▸ WHAT THE TASK ASKS
For every line in the records that has the word "Requirements", make a copy.

-- EXCERPTED DATA start --

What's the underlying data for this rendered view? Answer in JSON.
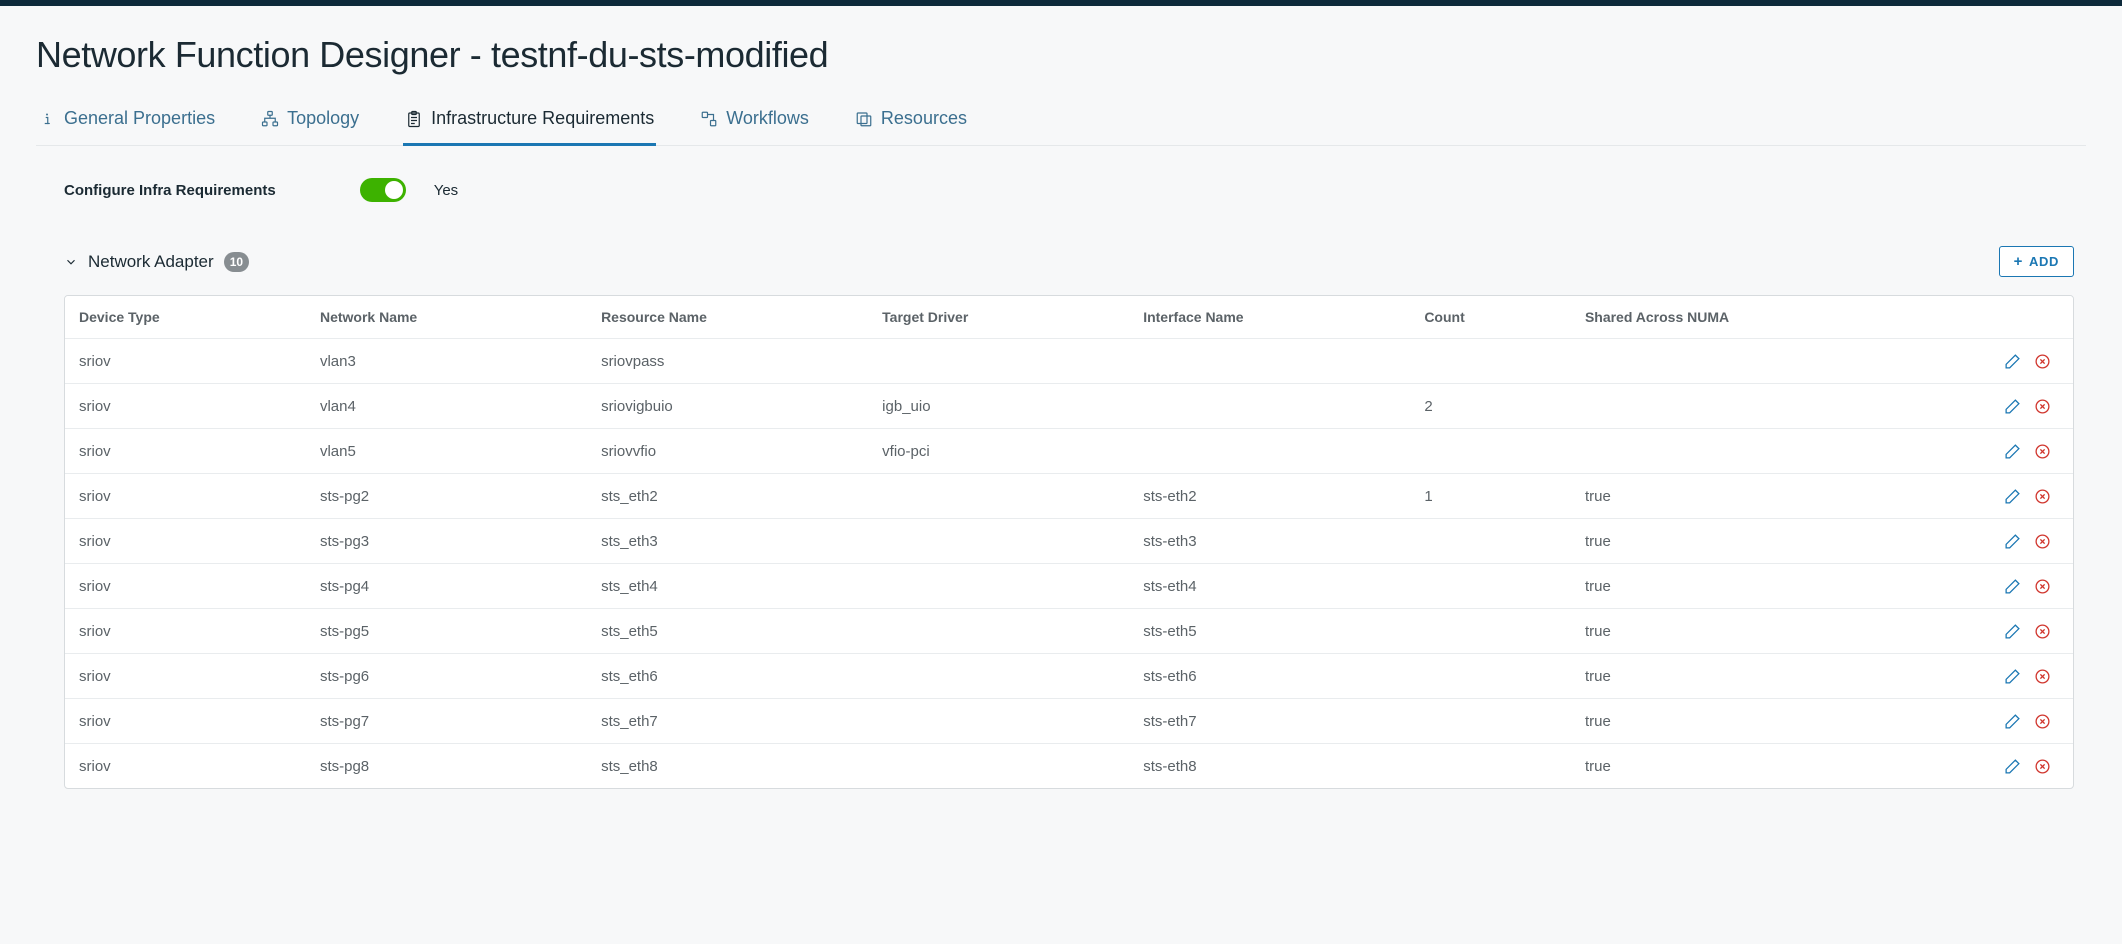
{
  "page": {
    "title": "Network Function Designer - testnf-du-sts-modified"
  },
  "tabs": {
    "general": {
      "label": "General Properties"
    },
    "topology": {
      "label": "Topology"
    },
    "infra": {
      "label": "Infrastructure Requirements"
    },
    "workflows": {
      "label": "Workflows"
    },
    "resources": {
      "label": "Resources"
    }
  },
  "config": {
    "label": "Configure Infra Requirements",
    "value_text": "Yes"
  },
  "section": {
    "title": "Network Adapter",
    "badge": "10",
    "add_label": "ADD"
  },
  "columns": {
    "device_type": "Device Type",
    "network_name": "Network Name",
    "resource_name": "Resource Name",
    "target_driver": "Target Driver",
    "interface_name": "Interface Name",
    "count": "Count",
    "shared_numa": "Shared Across NUMA"
  },
  "rows": [
    {
      "device_type": "sriov",
      "network_name": "vlan3",
      "resource_name": "sriovpass",
      "target_driver": "",
      "interface_name": "",
      "count": "",
      "shared_numa": ""
    },
    {
      "device_type": "sriov",
      "network_name": "vlan4",
      "resource_name": "sriovigbuio",
      "target_driver": "igb_uio",
      "interface_name": "",
      "count": "2",
      "shared_numa": ""
    },
    {
      "device_type": "sriov",
      "network_name": "vlan5",
      "resource_name": "sriovvfio",
      "target_driver": "vfio-pci",
      "interface_name": "",
      "count": "",
      "shared_numa": ""
    },
    {
      "device_type": "sriov",
      "network_name": "sts-pg2",
      "resource_name": "sts_eth2",
      "target_driver": "",
      "interface_name": "sts-eth2",
      "count": "1",
      "shared_numa": "true"
    },
    {
      "device_type": "sriov",
      "network_name": "sts-pg3",
      "resource_name": "sts_eth3",
      "target_driver": "",
      "interface_name": "sts-eth3",
      "count": "",
      "shared_numa": "true"
    },
    {
      "device_type": "sriov",
      "network_name": "sts-pg4",
      "resource_name": "sts_eth4",
      "target_driver": "",
      "interface_name": "sts-eth4",
      "count": "",
      "shared_numa": "true"
    },
    {
      "device_type": "sriov",
      "network_name": "sts-pg5",
      "resource_name": "sts_eth5",
      "target_driver": "",
      "interface_name": "sts-eth5",
      "count": "",
      "shared_numa": "true"
    },
    {
      "device_type": "sriov",
      "network_name": "sts-pg6",
      "resource_name": "sts_eth6",
      "target_driver": "",
      "interface_name": "sts-eth6",
      "count": "",
      "shared_numa": "true"
    },
    {
      "device_type": "sriov",
      "network_name": "sts-pg7",
      "resource_name": "sts_eth7",
      "target_driver": "",
      "interface_name": "sts-eth7",
      "count": "",
      "shared_numa": "true"
    },
    {
      "device_type": "sriov",
      "network_name": "sts-pg8",
      "resource_name": "sts_eth8",
      "target_driver": "",
      "interface_name": "sts-eth8",
      "count": "",
      "shared_numa": "true"
    }
  ]
}
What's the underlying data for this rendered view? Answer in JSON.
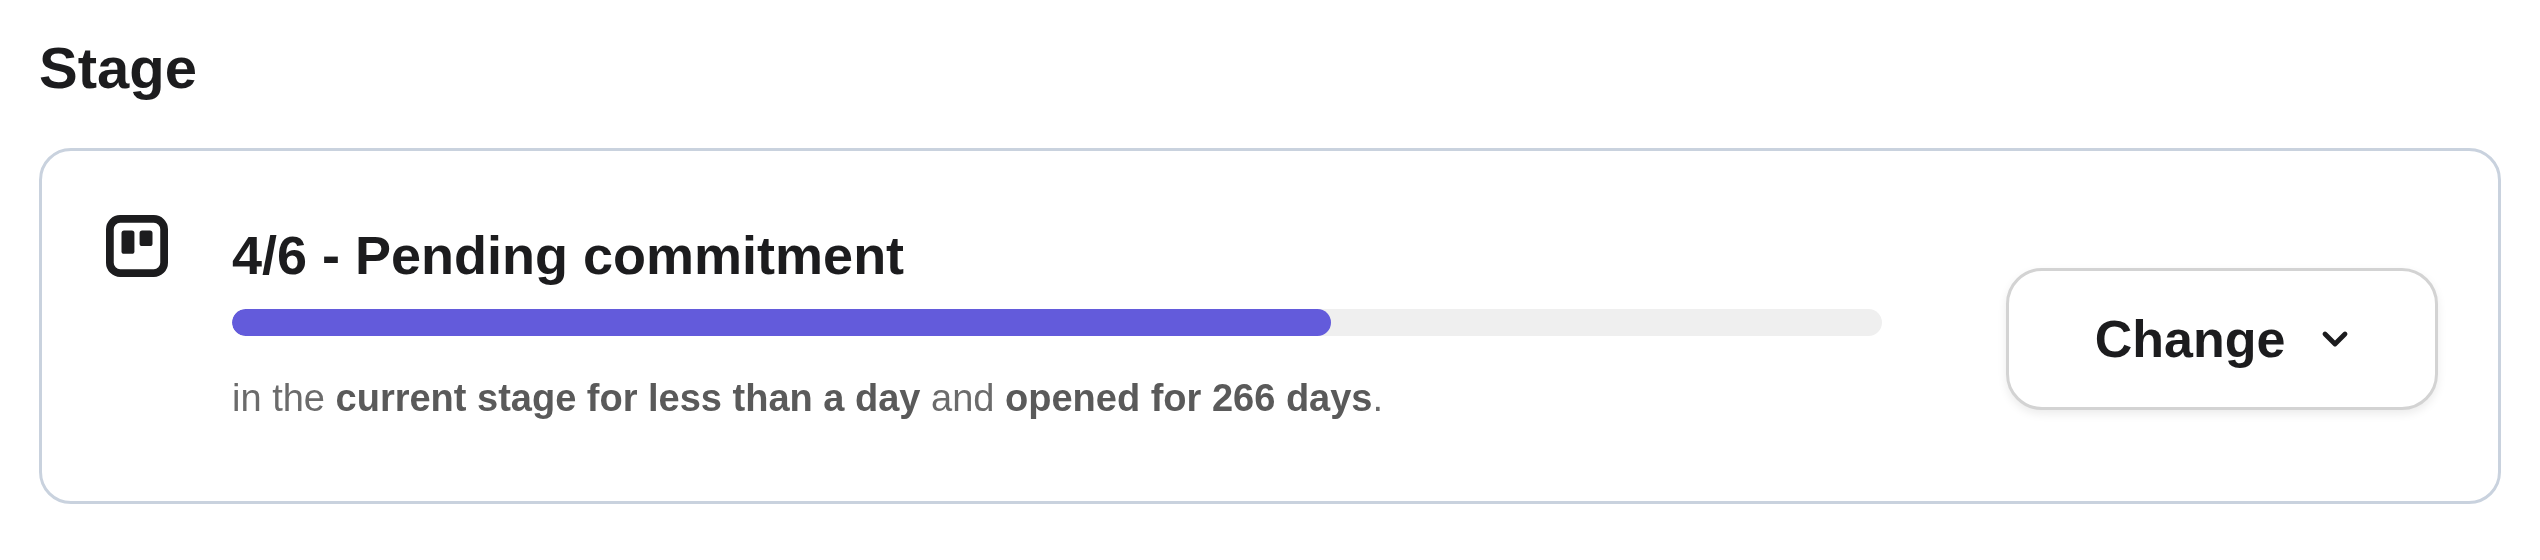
{
  "section_title": "Stage",
  "stage": {
    "title": "4/6 - Pending commitment",
    "level": 0.666,
    "description": "in the **current stage for less than a day** and **opened for 266 days**.",
    "button": {
      "label": "Change"
    }
  }
}
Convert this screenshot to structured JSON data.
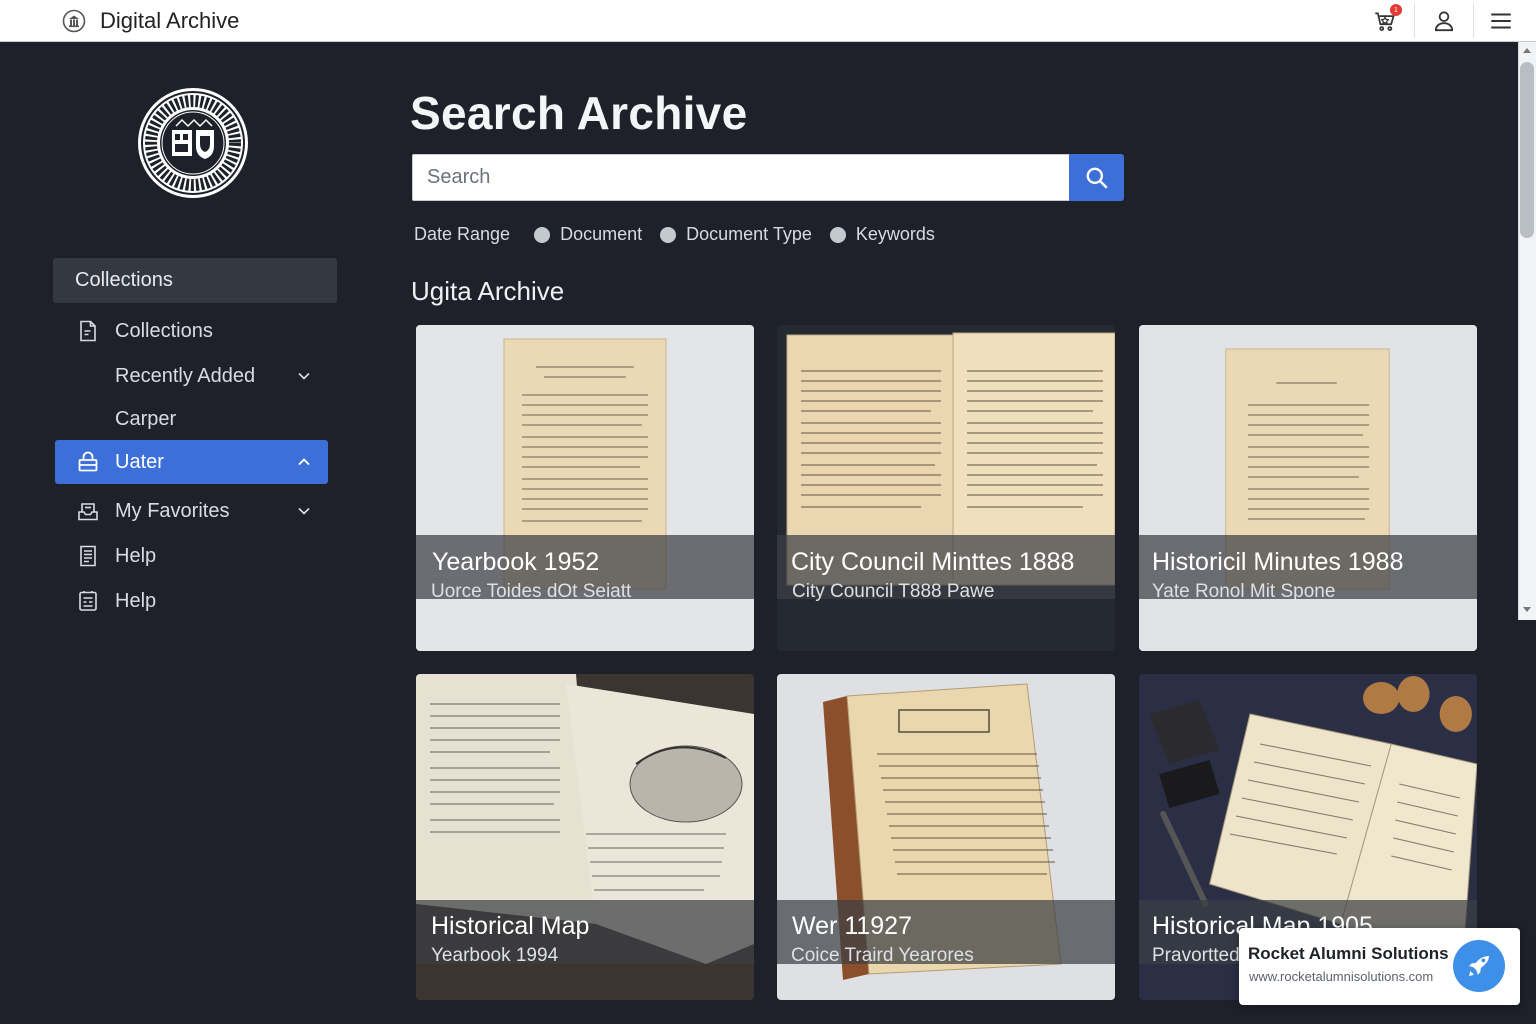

-- EXCERPTED DATA end --

▸ EXERCISE OUTPUT
      "label": "Infrastructure Requirements"
    "label": "Configure Infra Requirements",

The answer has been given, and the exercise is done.